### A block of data
☆ ☆ ☆ ☆ ☆ ☆ ☆

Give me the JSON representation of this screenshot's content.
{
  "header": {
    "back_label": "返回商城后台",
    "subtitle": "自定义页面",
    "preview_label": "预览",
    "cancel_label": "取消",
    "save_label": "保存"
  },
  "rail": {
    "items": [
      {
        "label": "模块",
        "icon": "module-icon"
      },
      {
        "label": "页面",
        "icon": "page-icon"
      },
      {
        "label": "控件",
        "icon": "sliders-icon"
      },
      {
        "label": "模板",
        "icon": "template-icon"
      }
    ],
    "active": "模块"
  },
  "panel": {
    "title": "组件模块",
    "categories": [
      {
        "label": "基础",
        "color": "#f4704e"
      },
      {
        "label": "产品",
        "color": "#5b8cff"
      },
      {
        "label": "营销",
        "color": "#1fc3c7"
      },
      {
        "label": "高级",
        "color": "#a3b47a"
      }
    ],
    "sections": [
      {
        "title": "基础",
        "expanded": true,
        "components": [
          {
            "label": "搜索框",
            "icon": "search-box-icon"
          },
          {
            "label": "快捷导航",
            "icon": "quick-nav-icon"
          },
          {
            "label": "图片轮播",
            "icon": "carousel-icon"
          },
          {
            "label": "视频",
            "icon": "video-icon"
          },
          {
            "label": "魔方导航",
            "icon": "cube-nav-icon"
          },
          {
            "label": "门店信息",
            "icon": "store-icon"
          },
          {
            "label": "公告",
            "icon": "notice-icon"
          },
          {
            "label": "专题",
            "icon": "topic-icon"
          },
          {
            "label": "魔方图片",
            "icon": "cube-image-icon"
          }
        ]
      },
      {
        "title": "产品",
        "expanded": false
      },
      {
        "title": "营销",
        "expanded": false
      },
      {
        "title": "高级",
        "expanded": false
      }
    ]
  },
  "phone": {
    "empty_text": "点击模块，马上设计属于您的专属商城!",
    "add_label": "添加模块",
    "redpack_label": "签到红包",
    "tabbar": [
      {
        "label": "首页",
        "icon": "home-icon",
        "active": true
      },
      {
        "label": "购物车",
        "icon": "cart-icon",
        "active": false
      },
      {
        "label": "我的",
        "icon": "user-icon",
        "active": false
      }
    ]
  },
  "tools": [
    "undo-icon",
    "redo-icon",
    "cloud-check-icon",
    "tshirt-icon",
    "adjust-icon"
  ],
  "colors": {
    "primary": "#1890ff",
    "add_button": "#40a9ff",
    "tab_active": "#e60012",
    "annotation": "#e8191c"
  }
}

☆ ☆ ☆ ☆ ☆ ☆ ☆

### The task
The entries above must be returned in full, exactly as shown.

### Answer to this exercise
Give me the JSON representation of this screenshot's content.
{
  "header": {
    "back_label": "返回商城后台",
    "subtitle": "自定义页面",
    "preview_label": "预览",
    "cancel_label": "取消",
    "save_label": "保存"
  },
  "rail": {
    "items": [
      {
        "label": "模块",
        "icon": "module-icon"
      },
      {
        "label": "页面",
        "icon": "page-icon"
      },
      {
        "label": "控件",
        "icon": "sliders-icon"
      },
      {
        "label": "模板",
        "icon": "template-icon"
      }
    ],
    "active": "模块"
  },
  "panel": {
    "title": "组件模块",
    "categories": [
      {
        "label": "基础",
        "color": "#f4704e"
      },
      {
        "label": "产品",
        "color": "#5b8cff"
      },
      {
        "label": "营销",
        "color": "#1fc3c7"
      },
      {
        "label": "高级",
        "color": "#a3b47a"
      }
    ],
    "sections": [
      {
        "title": "基础",
        "expanded": true,
        "components": [
          {
            "label": "搜索框",
            "icon": "search-box-icon"
          },
          {
            "label": "快捷导航",
            "icon": "quick-nav-icon"
          },
          {
            "label": "图片轮播",
            "icon": "carousel-icon"
          },
          {
            "label": "视频",
            "icon": "video-icon"
          },
          {
            "label": "魔方导航",
            "icon": "cube-nav-icon"
          },
          {
            "label": "门店信息",
            "icon": "store-icon"
          },
          {
            "label": "公告",
            "icon": "notice-icon"
          },
          {
            "label": "专题",
            "icon": "topic-icon"
          },
          {
            "label": "魔方图片",
            "icon": "cube-image-icon"
          }
        ]
      },
      {
        "title": "产品",
        "expanded": false
      },
      {
        "title": "营销",
        "expanded": false
      },
      {
        "title": "高级",
        "expanded": false
      }
    ]
  },
  "phone": {
    "empty_text": "点击模块，马上设计属于您的专属商城!",
    "add_label": "添加模块",
    "redpack_label": "签到红包",
    "tabbar": [
      {
        "label": "首页",
        "icon": "home-icon",
        "active": true
      },
      {
        "label": "购物车",
        "icon": "cart-icon",
        "active": false
      },
      {
        "label": "我的",
        "icon": "user-icon",
        "active": false
      }
    ]
  },
  "tools": [
    "undo-icon",
    "redo-icon",
    "cloud-check-icon",
    "tshirt-icon",
    "adjust-icon"
  ],
  "colors": {
    "primary": "#1890ff",
    "add_button": "#40a9ff",
    "tab_active": "#e60012",
    "annotation": "#e8191c"
  }
}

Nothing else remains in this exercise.